GIVEN INSTRUCTION:
Write out every line of the listing below word for word, leaving out the pictures.

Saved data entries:
• • • •

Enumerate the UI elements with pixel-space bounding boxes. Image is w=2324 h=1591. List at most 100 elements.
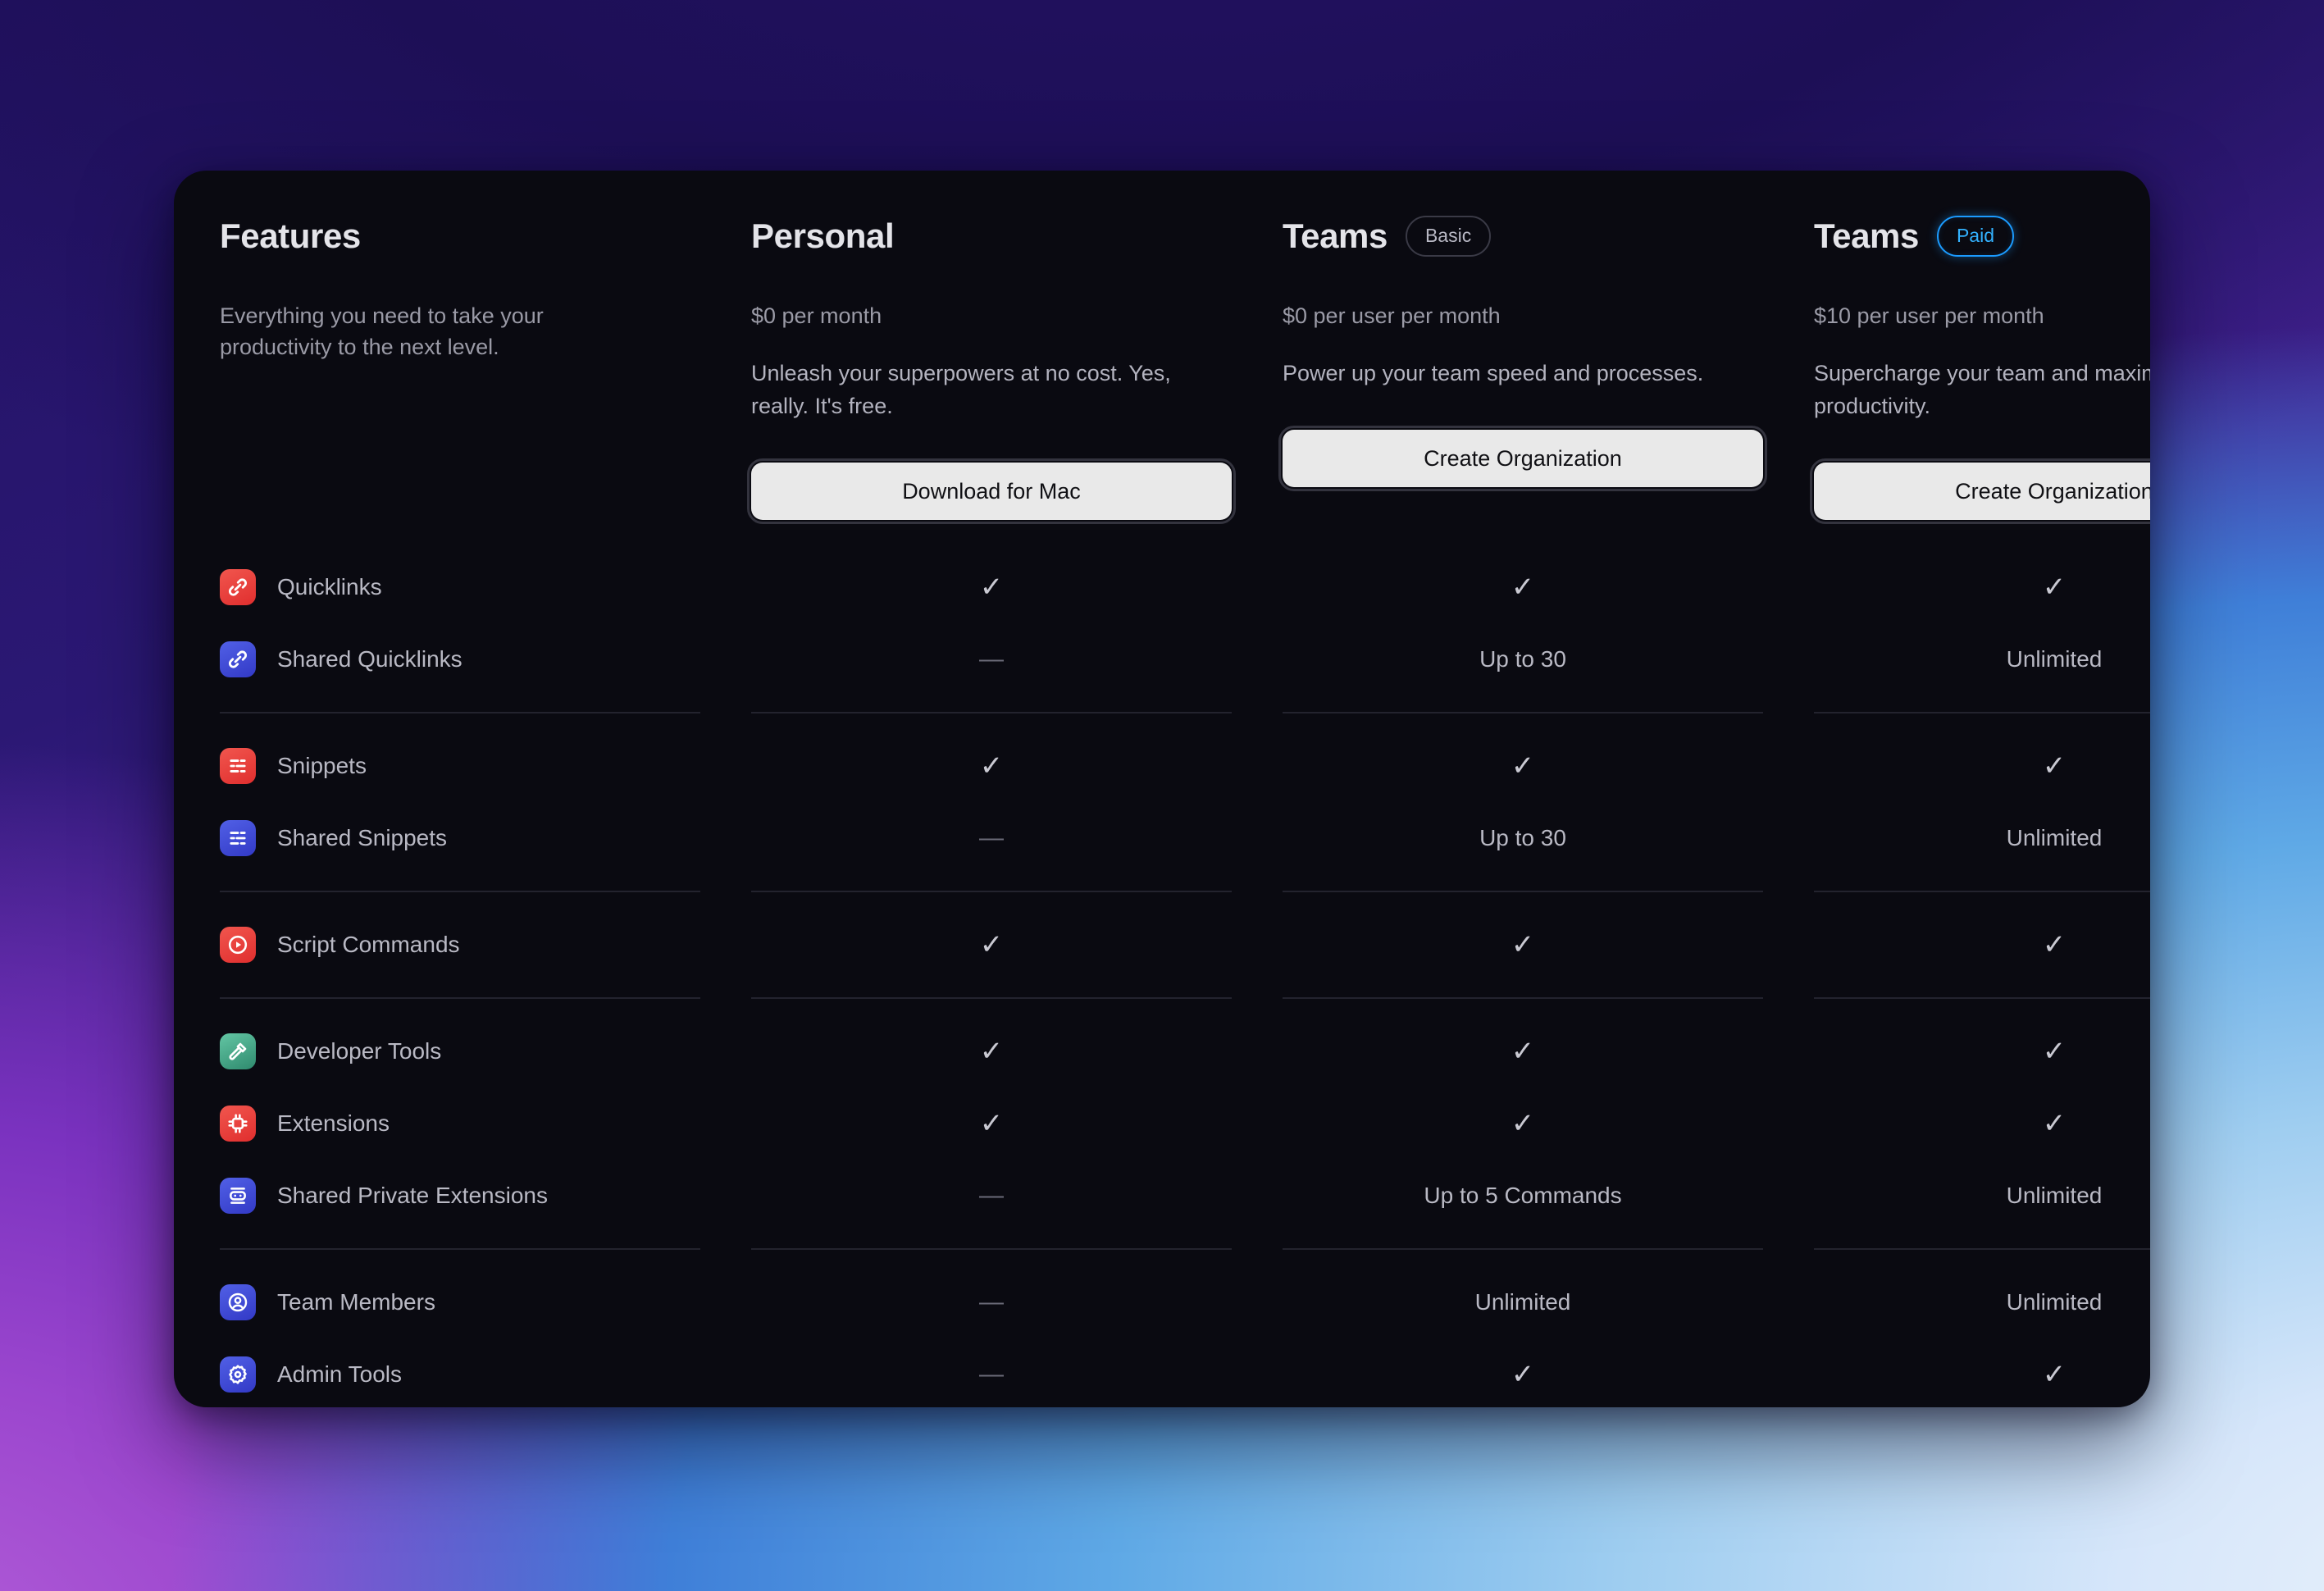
divider-segment xyxy=(1283,712,1763,714)
cell-teams-basic: ✓ xyxy=(1511,572,1535,604)
page-title: Features xyxy=(220,217,361,255)
cell-personal: ✓ xyxy=(979,1108,1004,1140)
person-circle-icon xyxy=(220,1284,256,1321)
cell-personal: — xyxy=(979,1182,1004,1210)
cell-personal: ✓ xyxy=(979,750,1004,782)
feature-group: Team Members — Unlimited Unlimited Admin Too… xyxy=(220,1266,2104,1407)
column-teams-paid: Teams Paid $10 per user per month Superc… xyxy=(1810,208,2150,525)
cell-teams-basic: Up to 30 xyxy=(1479,825,1566,851)
cell-teams-paid: ✓ xyxy=(2042,1108,2067,1140)
divider-segment xyxy=(220,997,700,1000)
features-subtitle: Everything you need to take your product… xyxy=(220,303,544,360)
status-badge-paid: Paid xyxy=(1936,216,2015,257)
pricing-comparison-card: Features Everything you need to take you… xyxy=(174,171,2150,1407)
feature-group: Quicklinks ✓ ✓ ✓ Shared Quicklinks — Up to 30 U… xyxy=(220,551,2104,695)
group-divider xyxy=(220,1232,2150,1266)
feature-group: Developer Tools ✓ ✓ ✓ Extensions ✓ ✓ ✓ Shared Pr… xyxy=(220,1015,2104,1232)
cell-teams-paid: Unlimited xyxy=(2006,1183,2103,1209)
link-icon xyxy=(220,641,256,678)
cell-personal: — xyxy=(979,1361,1004,1388)
features-title-line: Features xyxy=(220,213,700,259)
cell-teams-basic: ✓ xyxy=(1511,1359,1535,1391)
teams-basic-title-line: Teams Basic xyxy=(1283,213,1763,259)
personal-description: Unleash your superpowers at no cost. Yes… xyxy=(751,361,1171,419)
column-teams-basic: Teams Basic $0 per user per month Power … xyxy=(1278,208,1767,520)
group-divider xyxy=(220,981,2150,1015)
feature-label: Quicklinks xyxy=(277,574,382,600)
divider-segment xyxy=(220,891,700,893)
cell-personal: ✓ xyxy=(979,929,1004,961)
cell-teams-paid: ✓ xyxy=(2042,750,2067,782)
cell-teams-paid: ✓ xyxy=(2042,572,2067,604)
table-row: Script Commands ✓ ✓ ✓ xyxy=(220,909,2104,981)
personal-price: $0 per month xyxy=(751,303,882,328)
divider-segment xyxy=(1283,1248,1763,1251)
group-divider xyxy=(220,874,2150,909)
feature-label: Extensions xyxy=(277,1110,390,1137)
feature-name-cell: Script Commands xyxy=(220,927,700,964)
cell-personal: — xyxy=(979,645,1004,673)
table-row: Developer Tools ✓ ✓ ✓ xyxy=(220,1015,2104,1087)
cell-teams-basic: Up to 30 xyxy=(1479,646,1566,672)
feature-name-cell: Admin Tools xyxy=(220,1356,700,1393)
link-icon xyxy=(220,569,256,606)
teams-basic-description: Power up your team speed and processes. xyxy=(1283,361,1704,386)
feature-label: Admin Tools xyxy=(277,1361,403,1388)
feature-label: Team Members xyxy=(277,1289,435,1315)
hammer-icon xyxy=(220,1033,256,1070)
column-personal: Personal $0 per month Unleash your super… xyxy=(747,208,1236,525)
feature-name-cell: Developer Tools xyxy=(220,1033,700,1070)
cell-personal: — xyxy=(979,824,1004,852)
cell-teams-basic: ✓ xyxy=(1511,929,1535,961)
teams-basic-price: $0 per user per month xyxy=(1283,303,1501,328)
feature-name-cell: Shared Private Extensions xyxy=(220,1178,700,1215)
feature-label: Shared Snippets xyxy=(277,825,448,851)
group-divider xyxy=(220,695,2150,730)
divider-segment xyxy=(220,712,700,714)
teams-paid-price: $10 per user per month xyxy=(1814,303,2044,328)
cell-teams-basic: Unlimited xyxy=(1474,1289,1571,1315)
feature-label: Script Commands xyxy=(277,932,460,958)
robot-icon xyxy=(220,1178,256,1215)
cell-teams-basic: ✓ xyxy=(1511,1036,1535,1068)
feature-comparison-table: Quicklinks ✓ ✓ ✓ Shared Quicklinks — Up to 30 U… xyxy=(220,551,2150,1407)
teams-paid-title-line: Teams Paid xyxy=(1814,213,2150,259)
divider-segment xyxy=(1814,1248,2150,1251)
status-badge-basic: Basic xyxy=(1405,216,1492,257)
teams-paid-title: Teams xyxy=(1814,217,1919,255)
personal-title: Personal xyxy=(751,217,895,255)
table-row: Team Members — Unlimited Unlimited xyxy=(220,1266,2104,1338)
cell-teams-paid: ✓ xyxy=(2042,1359,2067,1391)
feature-label: Developer Tools xyxy=(277,1038,442,1064)
snippet-icon xyxy=(220,748,256,785)
divider-segment xyxy=(1814,997,2150,1000)
feature-label: Shared Quicklinks xyxy=(277,646,463,672)
feature-name-cell: Shared Quicklinks xyxy=(220,641,700,678)
table-row: Shared Private Extensions — Up to 5 Comman… xyxy=(220,1160,2104,1232)
create-organization-basic-button[interactable]: Create Organization xyxy=(1278,426,1767,492)
download-for-mac-button[interactable]: Download for Mac xyxy=(747,458,1236,525)
cell-teams-paid: ✓ xyxy=(2042,929,2067,961)
cell-teams-paid: Unlimited xyxy=(2006,1289,2103,1315)
cell-teams-basic: ✓ xyxy=(1511,750,1535,782)
gear-icon xyxy=(220,1356,256,1393)
divider-segment xyxy=(1283,997,1763,1000)
column-features: Features Everything you need to take you… xyxy=(220,208,700,520)
table-row: Admin Tools — ✓ ✓ xyxy=(220,1338,2104,1407)
feature-group: Snippets ✓ ✓ ✓ Shared Snippets — Up to 30 Unlim… xyxy=(220,730,2104,874)
feature-name-cell: Quicklinks xyxy=(220,569,700,606)
personal-title-line: Personal xyxy=(751,213,1232,259)
teams-basic-title: Teams xyxy=(1283,217,1388,255)
snippet-icon xyxy=(220,820,256,857)
divider-segment xyxy=(220,1248,700,1251)
cell-teams-paid: ✓ xyxy=(2042,1036,2067,1068)
pricing-header-row: Features Everything you need to take you… xyxy=(220,208,2150,525)
create-organization-paid-button[interactable]: Create Organization xyxy=(1810,458,2150,525)
cell-teams-basic: Up to 5 Commands xyxy=(1424,1183,1622,1209)
chip-icon xyxy=(220,1105,256,1142)
table-row: Quicklinks ✓ ✓ ✓ xyxy=(220,551,2104,623)
table-row: Shared Snippets — Up to 30 Unlimited xyxy=(220,802,2104,874)
feature-label: Shared Private Extensions xyxy=(277,1183,548,1209)
divider-segment xyxy=(1814,891,2150,893)
feature-name-cell: Snippets xyxy=(220,748,700,785)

• • • •

TASK SOLUTION:
Enumerate the UI elements with pixel-space bounding boxes. Image is w=2324 h=1591. List at most 100 elements.
divider-segment xyxy=(1283,712,1763,714)
cell-teams-basic: ✓ xyxy=(1511,572,1535,604)
page-title: Features xyxy=(220,217,361,255)
cell-personal: ✓ xyxy=(979,1108,1004,1140)
person-circle-icon xyxy=(220,1284,256,1321)
cell-personal: — xyxy=(979,1182,1004,1210)
cell-personal: ✓ xyxy=(979,750,1004,782)
feature-group: Team Members — Unlimited Unlimited Admin Too… xyxy=(220,1266,2104,1407)
column-teams-paid: Teams Paid $10 per user per month Superc… xyxy=(1810,208,2150,525)
cell-teams-basic: Up to 30 xyxy=(1479,825,1566,851)
cell-teams-paid: ✓ xyxy=(2042,1108,2067,1140)
divider-segment xyxy=(220,997,700,1000)
features-subtitle: Everything you need to take your product… xyxy=(220,303,544,360)
status-badge-paid: Paid xyxy=(1936,216,2015,257)
pricing-comparison-card: Features Everything you need to take you… xyxy=(174,171,2150,1407)
feature-group: Quicklinks ✓ ✓ ✓ Shared Quicklinks — Up to 30 U… xyxy=(220,551,2104,695)
group-divider xyxy=(220,1232,2150,1266)
feature-group: Developer Tools ✓ ✓ ✓ Extensions ✓ ✓ ✓ Shared Pr… xyxy=(220,1015,2104,1232)
cell-teams-paid: Unlimited xyxy=(2006,1183,2103,1209)
link-icon xyxy=(220,641,256,678)
cell-personal: — xyxy=(979,1361,1004,1388)
features-title-line: Features xyxy=(220,213,700,259)
cell-teams-basic: ✓ xyxy=(1511,1359,1535,1391)
teams-basic-title-line: Teams Basic xyxy=(1283,213,1763,259)
personal-description: Unleash your superpowers at no cost. Yes… xyxy=(751,361,1171,419)
column-teams-basic: Teams Basic $0 per user per month Power … xyxy=(1278,208,1767,520)
group-divider xyxy=(220,981,2150,1015)
feature-label: Quicklinks xyxy=(277,574,382,600)
divider-segment xyxy=(220,891,700,893)
cell-personal: ✓ xyxy=(979,929,1004,961)
cell-teams-paid: ✓ xyxy=(2042,750,2067,782)
cell-teams-paid: ✓ xyxy=(2042,572,2067,604)
table-row: Script Commands ✓ ✓ ✓ xyxy=(220,909,2104,981)
personal-price: $0 per month xyxy=(751,303,882,328)
divider-segment xyxy=(1283,1248,1763,1251)
group-divider xyxy=(220,874,2150,909)
feature-label: Extensions xyxy=(277,1110,390,1137)
feature-name-cell: Script Commands xyxy=(220,927,700,964)
cell-personal: — xyxy=(979,645,1004,673)
table-row: Developer Tools ✓ ✓ ✓ xyxy=(220,1015,2104,1087)
cell-teams-basic: Up to 30 xyxy=(1479,646,1566,672)
feature-name-cell: Admin Tools xyxy=(220,1356,700,1393)
link-icon xyxy=(220,569,256,606)
teams-basic-description: Power up your team speed and processes. xyxy=(1283,361,1704,386)
feature-label: Admin Tools xyxy=(277,1361,403,1388)
feature-label: Team Members xyxy=(277,1289,435,1315)
hammer-icon xyxy=(220,1033,256,1070)
column-personal: Personal $0 per month Unleash your super… xyxy=(747,208,1236,525)
feature-name-cell: Developer Tools xyxy=(220,1033,700,1070)
cell-personal: — xyxy=(979,824,1004,852)
cell-teams-basic: ✓ xyxy=(1511,929,1535,961)
teams-basic-price: $0 per user per month xyxy=(1283,303,1501,328)
feature-name-cell: Shared Private Extensions xyxy=(220,1178,700,1215)
feature-label: Shared Snippets xyxy=(277,825,448,851)
group-divider xyxy=(220,695,2150,730)
divider-segment xyxy=(220,712,700,714)
teams-paid-price: $10 per user per month xyxy=(1814,303,2044,328)
cell-teams-basic: Unlimited xyxy=(1474,1289,1571,1315)
feature-label: Script Commands xyxy=(277,932,460,958)
robot-icon xyxy=(220,1178,256,1215)
cell-teams-basic: ✓ xyxy=(1511,1036,1535,1068)
feature-comparison-table: Quicklinks ✓ ✓ ✓ Shared Quicklinks — Up to 30 U… xyxy=(220,551,2150,1407)
teams-paid-title-line: Teams Paid xyxy=(1814,213,2150,259)
divider-segment xyxy=(1814,1248,2150,1251)
status-badge-basic: Basic xyxy=(1405,216,1492,257)
teams-paid-title: Teams xyxy=(1814,217,1919,255)
personal-title: Personal xyxy=(751,217,895,255)
table-row: Team Members — Unlimited Unlimited xyxy=(220,1266,2104,1338)
cell-teams-paid: ✓ xyxy=(2042,1359,2067,1391)
feature-label: Developer Tools xyxy=(277,1038,442,1064)
snippet-icon xyxy=(220,748,256,785)
divider-segment xyxy=(1814,997,2150,1000)
feature-label: Shared Quicklinks xyxy=(277,646,463,672)
feature-name-cell: Shared Quicklinks xyxy=(220,641,700,678)
table-row: Shared Private Extensions — Up to 5 Comman… xyxy=(220,1160,2104,1232)
create-organization-basic-button[interactable]: Create Organization xyxy=(1278,426,1767,492)
download-for-mac-button[interactable]: Download for Mac xyxy=(747,458,1236,525)
cell-teams-paid: ✓ xyxy=(2042,929,2067,961)
cell-teams-paid: Unlimited xyxy=(2006,1289,2103,1315)
cell-teams-basic: ✓ xyxy=(1511,750,1535,782)
gear-icon xyxy=(220,1356,256,1393)
divider-segment xyxy=(1283,997,1763,1000)
column-features: Features Everything you need to take you… xyxy=(220,208,700,520)
table-row: Admin Tools — ✓ ✓ xyxy=(220,1338,2104,1407)
feature-group: Snippets ✓ ✓ ✓ Shared Snippets — Up to 30 Unlim… xyxy=(220,730,2104,874)
feature-name-cell: Quicklinks xyxy=(220,569,700,606)
personal-title-line: Personal xyxy=(751,213,1232,259)
teams-basic-title: Teams xyxy=(1283,217,1388,255)
snippet-icon xyxy=(220,820,256,857)
divider-segment xyxy=(220,1248,700,1251)
cell-teams-paid: ✓ xyxy=(2042,1036,2067,1068)
pricing-header-row: Features Everything you need to take you… xyxy=(220,208,2150,525)
create-organization-paid-button[interactable]: Create Organization xyxy=(1810,458,2150,525)
cell-teams-basic: Up to 5 Commands xyxy=(1424,1183,1622,1209)
chip-icon xyxy=(220,1105,256,1142)
table-row: Quicklinks ✓ ✓ ✓ xyxy=(220,551,2104,623)
table-row: Shared Snippets — Up to 30 Unlimited xyxy=(220,802,2104,874)
feature-label: Shared Private Extensions xyxy=(277,1183,548,1209)
divider-segment xyxy=(1814,891,2150,893)
feature-name-cell: Snippets xyxy=(220,748,700,785)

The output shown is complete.